* Travail demandé *
A. D'après la page, dans quel journal le socialiste majoritaire Lensch a-t-il fait paraître son texte ?
B. En vous appuyant sur la page, expliquez en une à trois phrases pourquoi la lettre de Harnack est peut-être plus significative que le journal.

* Page *
::::::::::
Nous en avons des témoignages de tout ordre et de toute marque. L’illustre professeur Harnack, conseiller privé. Excellence, et théologien de l’Empereur, écrivait, ces jours-ci, à l’une de ses confidentes : « Le plus grand danger vient de ces Allemands qui croient encore à la victoire. » Et le socialiste majoritaire Lensch imprimait dans le Tag de Berlin : « L’Angleterre, depuis trois ans, a fait, en Asie et en Afrique, des conquêtes d’une telle valeur politique et militaire que celles des Puissances centrales, même la Belgique, sont peu de chose à côté d’elles, si l’on en juge d’un point de vue universel et non européen. » De sorte que tout se résume en ceci : « Si l’Angleterre ne gagne pas la guerre, elle l’a perdue ; si l’Allemagne ne perd pas la guerre, elle l’a gagnée. » Dans ce cas, comme il arrive, la lettre qui devait rester secrète, et où l’auteur ne se donne pas une attitude, est peut-être encore plus significative que le journal. Mais, les tenant l’un et l’autre pour ce qu’ils sont, n’y trouve-t-on pas l’explication de la crise, qui mêla si étrangement tous les pouvoirs publics de droit et de fait, toutes les influences, tous les rôles, toutes les initiatives dans l’Empire allemand et dans le royaume de Prusse, qui y fit apparaître tant de désordre sous l’ordre, tant de faiblesse en un gouvernement fort, et qui, comme nous ne nous en représentions assez clairement ni les causes profondes ni les circonstances actuelles, nous demeura, toute une semaine, obscure, confuse et inexplicable ? Or, cette explication, la voici en deux mots : l’Allemagne s’est sentie malade, et M. de Bethmann-Hollweg en est mort.
::::::::::
Entrées du jeu de données de mise en page:
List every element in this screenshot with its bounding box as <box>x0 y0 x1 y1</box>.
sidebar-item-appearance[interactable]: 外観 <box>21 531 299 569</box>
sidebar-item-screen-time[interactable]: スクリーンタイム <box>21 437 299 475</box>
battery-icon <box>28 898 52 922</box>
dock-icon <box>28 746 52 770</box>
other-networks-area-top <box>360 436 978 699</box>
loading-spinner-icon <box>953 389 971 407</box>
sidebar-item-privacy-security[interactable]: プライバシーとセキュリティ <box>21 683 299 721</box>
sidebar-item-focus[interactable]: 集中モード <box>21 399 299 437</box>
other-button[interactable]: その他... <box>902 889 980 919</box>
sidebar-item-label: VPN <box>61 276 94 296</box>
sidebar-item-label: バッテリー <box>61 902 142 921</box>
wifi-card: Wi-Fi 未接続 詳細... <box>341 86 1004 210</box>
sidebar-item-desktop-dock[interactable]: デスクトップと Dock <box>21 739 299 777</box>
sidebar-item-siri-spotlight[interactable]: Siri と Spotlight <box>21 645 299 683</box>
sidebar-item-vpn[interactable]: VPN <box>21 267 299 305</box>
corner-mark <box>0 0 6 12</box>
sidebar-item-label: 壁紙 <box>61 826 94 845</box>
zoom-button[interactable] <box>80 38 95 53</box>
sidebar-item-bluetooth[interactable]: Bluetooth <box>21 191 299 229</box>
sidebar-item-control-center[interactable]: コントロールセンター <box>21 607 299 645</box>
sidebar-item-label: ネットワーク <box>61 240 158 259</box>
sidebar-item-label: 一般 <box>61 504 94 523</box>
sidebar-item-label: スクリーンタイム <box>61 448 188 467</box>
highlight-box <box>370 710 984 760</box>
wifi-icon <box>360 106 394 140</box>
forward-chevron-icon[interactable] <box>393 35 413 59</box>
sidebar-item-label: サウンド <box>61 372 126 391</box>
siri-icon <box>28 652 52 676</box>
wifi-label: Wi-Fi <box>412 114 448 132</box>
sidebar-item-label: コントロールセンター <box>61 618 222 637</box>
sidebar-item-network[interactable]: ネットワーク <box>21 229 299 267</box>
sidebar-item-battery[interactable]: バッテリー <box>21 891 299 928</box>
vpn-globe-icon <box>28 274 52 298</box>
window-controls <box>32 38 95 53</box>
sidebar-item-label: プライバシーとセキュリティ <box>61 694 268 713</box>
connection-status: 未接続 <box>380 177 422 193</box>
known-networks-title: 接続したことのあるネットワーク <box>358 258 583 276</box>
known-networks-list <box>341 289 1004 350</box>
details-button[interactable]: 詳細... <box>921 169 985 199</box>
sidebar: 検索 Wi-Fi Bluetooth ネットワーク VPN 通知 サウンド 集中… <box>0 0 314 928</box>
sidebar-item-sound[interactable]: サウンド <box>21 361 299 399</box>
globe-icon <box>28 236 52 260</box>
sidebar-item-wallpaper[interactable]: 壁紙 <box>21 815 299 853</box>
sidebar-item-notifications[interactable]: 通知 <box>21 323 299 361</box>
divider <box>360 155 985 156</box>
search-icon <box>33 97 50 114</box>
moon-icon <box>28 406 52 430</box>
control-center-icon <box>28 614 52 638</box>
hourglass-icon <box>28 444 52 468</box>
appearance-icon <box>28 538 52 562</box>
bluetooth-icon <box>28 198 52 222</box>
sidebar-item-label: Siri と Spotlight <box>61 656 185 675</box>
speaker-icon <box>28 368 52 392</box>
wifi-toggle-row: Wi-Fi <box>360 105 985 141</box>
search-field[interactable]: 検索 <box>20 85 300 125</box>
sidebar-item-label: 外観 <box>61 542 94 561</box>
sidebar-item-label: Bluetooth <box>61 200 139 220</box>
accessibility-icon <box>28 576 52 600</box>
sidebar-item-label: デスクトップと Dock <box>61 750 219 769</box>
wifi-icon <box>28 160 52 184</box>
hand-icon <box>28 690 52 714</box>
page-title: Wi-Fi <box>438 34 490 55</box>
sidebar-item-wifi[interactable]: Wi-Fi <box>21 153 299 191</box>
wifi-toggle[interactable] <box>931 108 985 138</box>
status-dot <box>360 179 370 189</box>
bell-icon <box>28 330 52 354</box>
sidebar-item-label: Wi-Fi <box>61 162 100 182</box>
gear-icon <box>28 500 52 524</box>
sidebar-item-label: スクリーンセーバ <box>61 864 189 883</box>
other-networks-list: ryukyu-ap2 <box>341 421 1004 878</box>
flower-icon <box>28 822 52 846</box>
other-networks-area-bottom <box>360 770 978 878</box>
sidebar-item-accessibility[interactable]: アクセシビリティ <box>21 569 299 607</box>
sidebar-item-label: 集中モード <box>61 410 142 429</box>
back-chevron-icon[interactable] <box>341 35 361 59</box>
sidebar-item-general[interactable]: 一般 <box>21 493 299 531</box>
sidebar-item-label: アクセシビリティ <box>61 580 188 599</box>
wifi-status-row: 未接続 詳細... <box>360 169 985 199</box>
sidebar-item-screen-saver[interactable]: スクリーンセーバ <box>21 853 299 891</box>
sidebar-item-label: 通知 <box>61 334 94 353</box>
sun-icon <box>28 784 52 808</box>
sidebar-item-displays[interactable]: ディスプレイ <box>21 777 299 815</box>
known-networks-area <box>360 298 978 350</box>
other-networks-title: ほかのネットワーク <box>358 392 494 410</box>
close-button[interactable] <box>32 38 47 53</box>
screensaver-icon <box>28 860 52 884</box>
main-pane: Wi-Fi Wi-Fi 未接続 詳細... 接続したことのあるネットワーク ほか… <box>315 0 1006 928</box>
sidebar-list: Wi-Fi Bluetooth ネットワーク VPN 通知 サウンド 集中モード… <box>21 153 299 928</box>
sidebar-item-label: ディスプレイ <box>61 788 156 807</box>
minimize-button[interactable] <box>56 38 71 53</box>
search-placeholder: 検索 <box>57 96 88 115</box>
::::::::::
* Solutions par tâche *
A. Dans le Tag de Berlin.

B. Cette lettre devait rester secrète, et son auteur ne s'y donne pas une attitude.